● Task goal
Are you able to retype all the records below exactly?
··· Data to use
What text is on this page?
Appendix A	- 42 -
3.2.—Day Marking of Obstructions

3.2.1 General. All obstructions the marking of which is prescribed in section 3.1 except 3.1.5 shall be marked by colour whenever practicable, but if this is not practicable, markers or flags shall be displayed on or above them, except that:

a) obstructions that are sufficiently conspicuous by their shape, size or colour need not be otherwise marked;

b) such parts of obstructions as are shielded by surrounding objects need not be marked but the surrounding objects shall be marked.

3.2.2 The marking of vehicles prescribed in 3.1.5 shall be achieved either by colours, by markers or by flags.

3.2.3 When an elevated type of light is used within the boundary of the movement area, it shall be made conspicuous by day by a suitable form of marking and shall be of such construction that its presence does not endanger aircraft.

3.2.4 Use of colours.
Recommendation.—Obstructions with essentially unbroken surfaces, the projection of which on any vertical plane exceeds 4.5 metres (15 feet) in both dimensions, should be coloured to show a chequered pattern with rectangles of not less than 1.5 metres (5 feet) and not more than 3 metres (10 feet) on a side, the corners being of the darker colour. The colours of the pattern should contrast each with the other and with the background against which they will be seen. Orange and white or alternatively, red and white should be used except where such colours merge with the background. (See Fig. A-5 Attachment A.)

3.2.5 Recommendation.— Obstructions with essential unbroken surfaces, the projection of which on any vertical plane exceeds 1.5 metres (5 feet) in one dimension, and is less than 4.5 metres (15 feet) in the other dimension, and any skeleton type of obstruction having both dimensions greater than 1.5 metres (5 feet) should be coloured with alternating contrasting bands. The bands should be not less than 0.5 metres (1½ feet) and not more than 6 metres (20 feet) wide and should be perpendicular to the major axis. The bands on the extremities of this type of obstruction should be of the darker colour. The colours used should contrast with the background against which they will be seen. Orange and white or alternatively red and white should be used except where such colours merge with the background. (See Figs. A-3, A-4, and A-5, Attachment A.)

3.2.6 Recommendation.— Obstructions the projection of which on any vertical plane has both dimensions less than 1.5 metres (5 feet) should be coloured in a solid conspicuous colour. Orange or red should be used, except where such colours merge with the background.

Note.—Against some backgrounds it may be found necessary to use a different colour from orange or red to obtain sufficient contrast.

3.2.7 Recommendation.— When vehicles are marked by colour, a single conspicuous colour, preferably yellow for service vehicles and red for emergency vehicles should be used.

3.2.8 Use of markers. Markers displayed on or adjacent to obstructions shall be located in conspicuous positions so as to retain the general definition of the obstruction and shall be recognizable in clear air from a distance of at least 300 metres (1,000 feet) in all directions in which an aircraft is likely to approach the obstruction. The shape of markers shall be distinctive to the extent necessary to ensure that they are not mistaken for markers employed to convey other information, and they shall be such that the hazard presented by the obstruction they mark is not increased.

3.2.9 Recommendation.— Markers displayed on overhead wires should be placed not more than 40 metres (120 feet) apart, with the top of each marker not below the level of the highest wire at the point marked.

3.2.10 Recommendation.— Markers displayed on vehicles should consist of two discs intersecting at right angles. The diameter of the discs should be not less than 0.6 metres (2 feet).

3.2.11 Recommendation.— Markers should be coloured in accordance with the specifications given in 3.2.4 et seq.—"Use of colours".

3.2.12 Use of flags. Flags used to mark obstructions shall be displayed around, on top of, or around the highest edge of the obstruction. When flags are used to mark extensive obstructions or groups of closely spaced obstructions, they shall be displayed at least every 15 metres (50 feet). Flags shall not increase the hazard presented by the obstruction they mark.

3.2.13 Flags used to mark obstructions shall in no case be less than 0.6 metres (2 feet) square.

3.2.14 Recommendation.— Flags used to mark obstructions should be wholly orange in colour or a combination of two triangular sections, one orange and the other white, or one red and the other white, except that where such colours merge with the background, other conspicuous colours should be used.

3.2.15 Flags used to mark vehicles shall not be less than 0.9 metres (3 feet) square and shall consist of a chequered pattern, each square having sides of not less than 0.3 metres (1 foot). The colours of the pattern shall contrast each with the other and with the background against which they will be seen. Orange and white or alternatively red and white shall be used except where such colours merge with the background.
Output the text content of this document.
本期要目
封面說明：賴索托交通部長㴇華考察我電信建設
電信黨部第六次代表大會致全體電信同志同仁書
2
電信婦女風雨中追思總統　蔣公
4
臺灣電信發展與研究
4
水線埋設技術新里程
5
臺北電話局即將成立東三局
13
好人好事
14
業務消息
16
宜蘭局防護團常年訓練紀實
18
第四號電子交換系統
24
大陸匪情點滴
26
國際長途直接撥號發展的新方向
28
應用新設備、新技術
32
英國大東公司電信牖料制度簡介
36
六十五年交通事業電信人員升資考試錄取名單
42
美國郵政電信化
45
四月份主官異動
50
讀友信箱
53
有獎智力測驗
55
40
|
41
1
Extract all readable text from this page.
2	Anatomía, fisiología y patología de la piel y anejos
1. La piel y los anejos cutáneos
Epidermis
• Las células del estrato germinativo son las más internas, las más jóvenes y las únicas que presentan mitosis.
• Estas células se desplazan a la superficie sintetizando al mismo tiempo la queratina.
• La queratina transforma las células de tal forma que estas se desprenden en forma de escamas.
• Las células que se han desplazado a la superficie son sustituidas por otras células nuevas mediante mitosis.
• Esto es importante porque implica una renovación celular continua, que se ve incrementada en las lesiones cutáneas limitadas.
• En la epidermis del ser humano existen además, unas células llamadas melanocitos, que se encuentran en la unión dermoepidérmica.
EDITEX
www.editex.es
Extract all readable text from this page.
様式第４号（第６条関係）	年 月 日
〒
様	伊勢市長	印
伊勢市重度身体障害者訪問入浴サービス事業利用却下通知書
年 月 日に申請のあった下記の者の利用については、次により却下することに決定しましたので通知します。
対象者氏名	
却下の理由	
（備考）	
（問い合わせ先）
······
● Correct output
What text is on this page?
Appendix A	- 42 -
3.2.—Day Marking of Obstructions

3.2.1 General. All obstructions the marking of which is prescribed in section 3.1 except 3.1.5 shall be marked by colour whenever practicable, but if this is not practicable, markers or flags shall be displayed on or above them, except that:

a) obstructions that are sufficiently conspicuous by their shape, size or colour need not be otherwise marked;

b) such parts of obstructions as are shielded by surrounding objects need not be marked but the surrounding objects shall be marked.

3.2.2 The marking of vehicles prescribed in 3.1.5 shall be achieved either by colours, by markers or by flags.

3.2.3 When an elevated type of light is used within the boundary of the movement area, it shall be made conspicuous by day by a suitable form of marking and shall be of such construction that its presence does not endanger aircraft.

3.2.4 Use of colours.
Recommendation.—Obstructions with essentially unbroken surfaces, the projection of which on any vertical plane exceeds 4.5 metres (15 feet) in both dimensions, should be coloured to show a chequered pattern with rectangles of not less than 1.5 metres (5 feet) and not more than 3 metres (10 feet) on a side, the corners being of the darker colour. The colours of the pattern should contrast each with the other and with the background against which they will be seen. Orange and white or alternatively, red and white should be used except where such colours merge with the background. (See Fig. A-5 Attachment A.)

3.2.5 Recommendation.— Obstructions with essential unbroken surfaces, the projection of which on any vertical plane exceeds 1.5 metres (5 feet) in one dimension, and is less than 4.5 metres (15 feet) in the other dimension, and any skeleton type of obstruction having both dimensions greater than 1.5 metres (5 feet) should be coloured with alternating contrasting bands. The bands should be not less than 0.5 metres (1½ feet) and not more than 6 metres (20 feet) wide and should be perpendicular to the major axis. The bands on the extremities of this type of obstruction should be of the darker colour. The colours used should contrast with the background against which they will be seen. Orange and white or alternatively red and white should be used except where such colours merge with the background. (See Figs. A-3, A-4, and A-5, Attachment A.)

3.2.6 Recommendation.— Obstructions the projection of which on any vertical plane has both dimensions less than 1.5 metres (5 feet) should be coloured in a solid conspicuous colour. Orange or red should be used, except where such colours merge with the background.

Note.—Against some backgrounds it may be found necessary to use a different colour from orange or red to obtain sufficient contrast.

3.2.7 Recommendation.— When vehicles are marked by colour, a single conspicuous colour, preferably yellow for service vehicles and red for emergency vehicles should be used.

3.2.8 Use of markers. Markers displayed on or adjacent to obstructions shall be located in conspicuous positions so as to retain the general definition of the obstruction and shall be recognizable in clear air from a distance of at least 300 metres (1,000 feet) in all directions in which an aircraft is likely to approach the obstruction. The shape of markers shall be distinctive to the extent necessary to ensure that they are not mistaken for markers employed to convey other information, and they shall be such that the hazard presented by the obstruction they mark is not increased.

3.2.9 Recommendation.— Markers displayed on overhead wires should be placed not more than 40 metres (120 feet) apart, with the top of each marker not below the level of the highest wire at the point marked.

3.2.10 Recommendation.— Markers displayed on vehicles should consist of two discs intersecting at right angles. The diameter of the discs should be not less than 0.6 metres (2 feet).

3.2.11 Recommendation.— Markers should be coloured in accordance with the specifications given in 3.2.4 et seq.—"Use of colours".

3.2.12 Use of flags. Flags used to mark obstructions shall be displayed around, on top of, or around the highest edge of the obstruction. When flags are used to mark extensive obstructions or groups of closely spaced obstructions, they shall be displayed at least every 15 metres (50 feet). Flags shall not increase the hazard presented by the obstruction they mark.

3.2.13 Flags used to mark obstructions shall in no case be less than 0.6 metres (2 feet) square.

3.2.14 Recommendation.— Flags used to mark obstructions should be wholly orange in colour or a combination of two triangular sections, one orange and the other white, or one red and the other white, except that where such colours merge with the background, other conspicuous colours should be used.

3.2.15 Flags used to mark vehicles shall not be less than 0.9 metres (3 feet) square and shall consist of a chequered pattern, each square having sides of not less than 0.3 metres (1 foot). The colours of the pattern shall contrast each with the other and with the background against which they will be seen. Orange and white or alternatively red and white shall be used except where such colours merge with the background.
Output the text content of this document.
本期要目
封面說明：賴索托交通部長㴇華考察我電信建設
電信黨部第六次代表大會致全體電信同志同仁書
2
電信婦女風雨中追思總統　蔣公
4
臺灣電信發展與研究
4
水線埋設技術新里程
5
臺北電話局即將成立東三局
13
好人好事
14
業務消息
16
宜蘭局防護團常年訓練紀實
18
第四號電子交換系統
24
大陸匪情點滴
26
國際長途直接撥號發展的新方向
28
應用新設備、新技術
32
英國大東公司電信牖料制度簡介
36
六十五年交通事業電信人員升資考試錄取名單
42
美國郵政電信化
45
四月份主官異動
50
讀友信箱
53
有獎智力測驗
55
40
|
41
1
Extract all readable text from this page.
2	Anatomía, fisiología y patología de la piel y anejos
1. La piel y los anejos cutáneos
Epidermis
• Las células del estrato germinativo son las más internas, las más jóvenes y las únicas que presentan mitosis.
• Estas células se desplazan a la superficie sintetizando al mismo tiempo la queratina.
• La queratina transforma las células de tal forma que estas se desprenden en forma de escamas.
• Las células que se han desplazado a la superficie son sustituidas por otras células nuevas mediante mitosis.
• Esto es importante porque implica una renovación celular continua, que se ve incrementada en las lesiones cutáneas limitadas.
• En la epidermis del ser humano existen además, unas células llamadas melanocitos, que se encuentran en la unión dermoepidérmica.
EDITEX
www.editex.es
Extract all readable text from this page.
様式第４号（第６条関係）	年 月 日
〒
様	伊勢市長	印
伊勢市重度身体障害者訪問入浴サービス事業利用却下通知書
年 月 日に申請のあった下記の者の利用については、次により却下することに決定しましたので通知します。
対象者氏名	
却下の理由	
（備考）	
（問い合わせ先）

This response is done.